### Objective
Check every line below for the word "bytes" and copy each one that has it.

### Information supplied
○ ○ ○ ○ ○
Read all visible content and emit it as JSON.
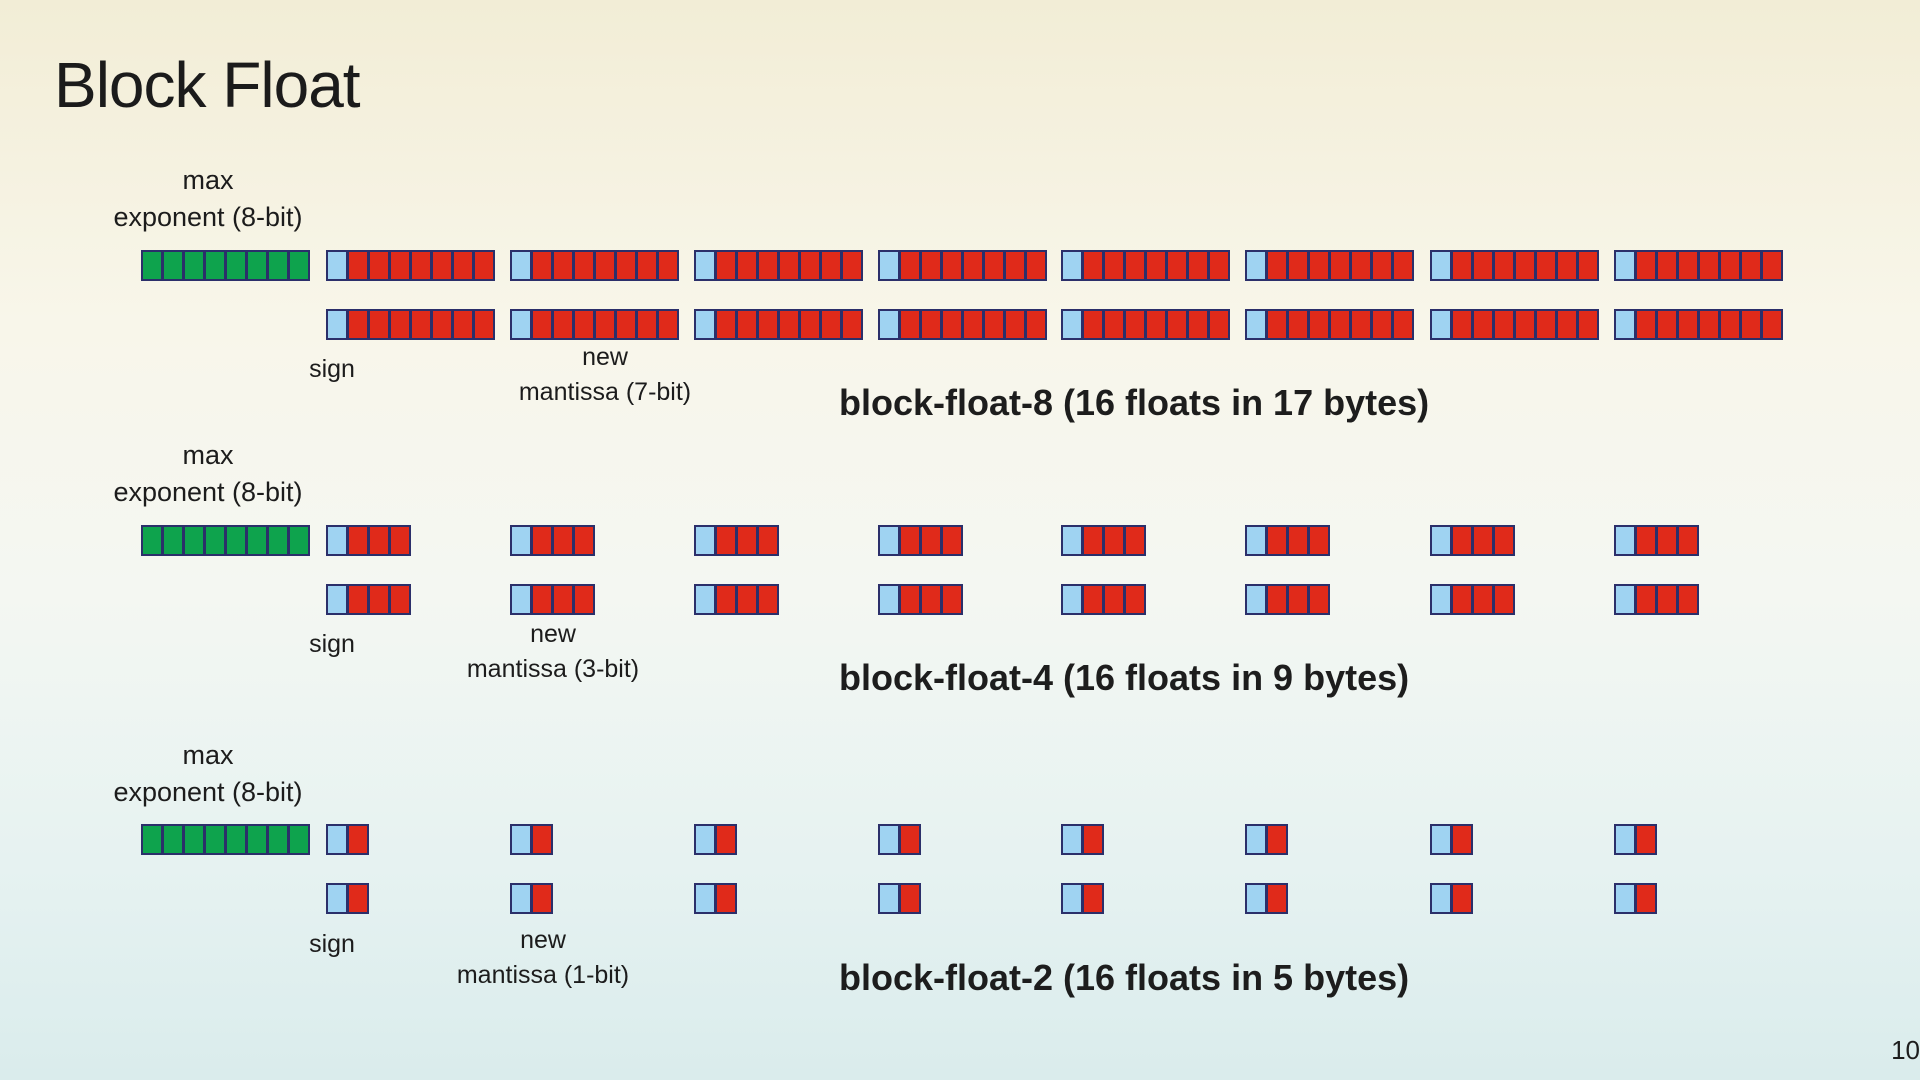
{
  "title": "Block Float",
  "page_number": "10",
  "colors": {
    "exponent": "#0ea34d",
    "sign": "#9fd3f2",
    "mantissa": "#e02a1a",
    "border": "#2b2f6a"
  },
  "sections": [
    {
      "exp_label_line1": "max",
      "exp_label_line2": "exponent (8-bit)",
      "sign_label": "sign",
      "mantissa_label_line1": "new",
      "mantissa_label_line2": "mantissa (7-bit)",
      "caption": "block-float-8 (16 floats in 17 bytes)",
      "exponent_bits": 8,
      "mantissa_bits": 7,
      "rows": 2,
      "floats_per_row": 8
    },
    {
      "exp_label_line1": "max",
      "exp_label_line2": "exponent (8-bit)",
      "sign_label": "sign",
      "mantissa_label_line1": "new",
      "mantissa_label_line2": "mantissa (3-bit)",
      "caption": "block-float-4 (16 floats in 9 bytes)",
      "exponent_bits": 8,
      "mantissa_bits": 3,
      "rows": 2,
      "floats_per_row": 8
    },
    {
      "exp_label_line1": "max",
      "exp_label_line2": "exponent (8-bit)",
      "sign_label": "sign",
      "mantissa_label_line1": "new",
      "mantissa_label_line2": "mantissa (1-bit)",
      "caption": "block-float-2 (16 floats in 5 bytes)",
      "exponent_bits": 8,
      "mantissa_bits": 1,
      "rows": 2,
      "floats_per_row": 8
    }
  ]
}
○ ○ ○ ○ ○
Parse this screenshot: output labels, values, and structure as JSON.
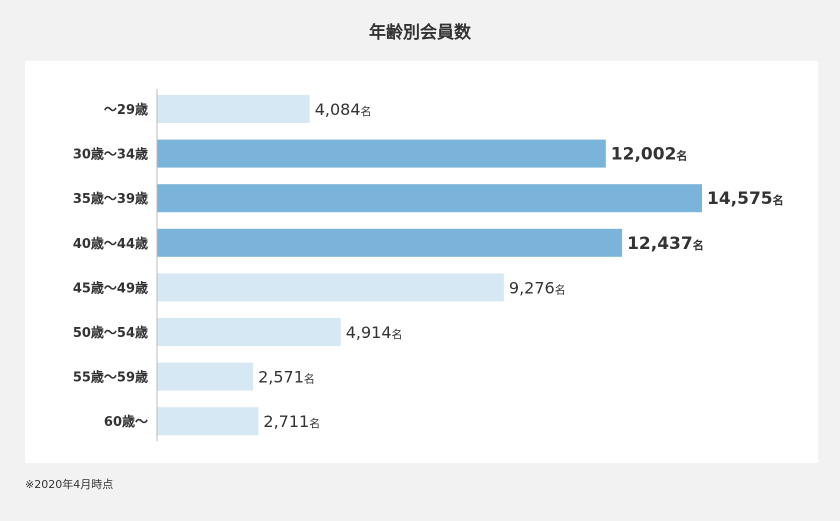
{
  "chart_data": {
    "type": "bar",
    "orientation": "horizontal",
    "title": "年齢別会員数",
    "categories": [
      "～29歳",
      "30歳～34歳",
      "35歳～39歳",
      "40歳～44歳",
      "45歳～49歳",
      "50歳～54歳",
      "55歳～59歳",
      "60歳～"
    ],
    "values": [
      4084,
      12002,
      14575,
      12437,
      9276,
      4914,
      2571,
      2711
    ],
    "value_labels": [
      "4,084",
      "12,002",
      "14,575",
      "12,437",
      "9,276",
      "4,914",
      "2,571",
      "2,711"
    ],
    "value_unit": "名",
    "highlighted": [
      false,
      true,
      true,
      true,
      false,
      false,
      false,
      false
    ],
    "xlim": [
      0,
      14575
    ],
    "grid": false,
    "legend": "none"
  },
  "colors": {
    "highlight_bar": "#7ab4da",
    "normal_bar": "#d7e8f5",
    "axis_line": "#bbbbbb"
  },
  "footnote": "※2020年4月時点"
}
○ ○ ○ ○ ○
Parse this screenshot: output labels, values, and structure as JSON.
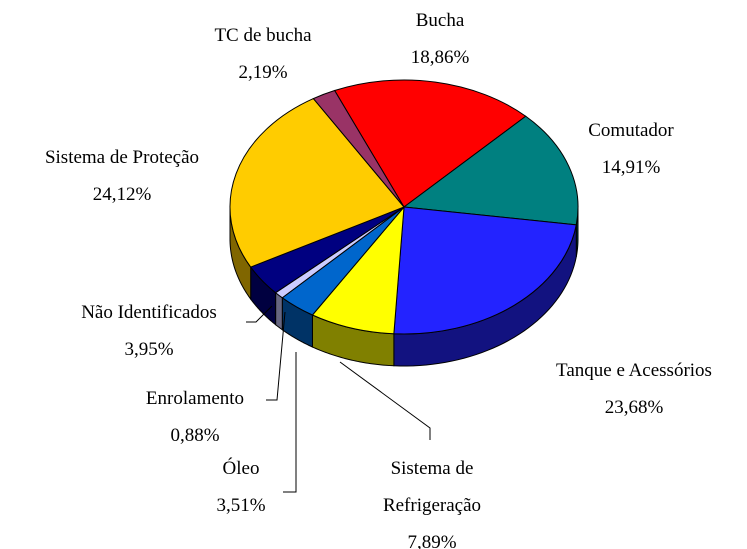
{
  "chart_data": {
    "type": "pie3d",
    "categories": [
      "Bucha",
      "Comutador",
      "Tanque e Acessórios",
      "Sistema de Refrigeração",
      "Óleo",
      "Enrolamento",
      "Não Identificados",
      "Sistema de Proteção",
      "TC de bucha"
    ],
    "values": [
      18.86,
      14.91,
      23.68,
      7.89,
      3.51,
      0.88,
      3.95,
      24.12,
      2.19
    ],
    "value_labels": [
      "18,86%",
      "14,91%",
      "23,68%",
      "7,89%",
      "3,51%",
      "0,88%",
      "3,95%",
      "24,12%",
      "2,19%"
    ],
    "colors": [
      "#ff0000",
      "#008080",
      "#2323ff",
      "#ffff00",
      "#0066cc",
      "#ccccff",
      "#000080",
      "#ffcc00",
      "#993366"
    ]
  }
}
○ ○ ○ ○ ○
### Solution to the problem
      "caption": "block-float-8 (16 floats in 17 bytes)",
      "caption": "block-float-4 (16 floats in 9 bytes)",
      "caption": "block-float-2 (16 floats in 5 bytes)",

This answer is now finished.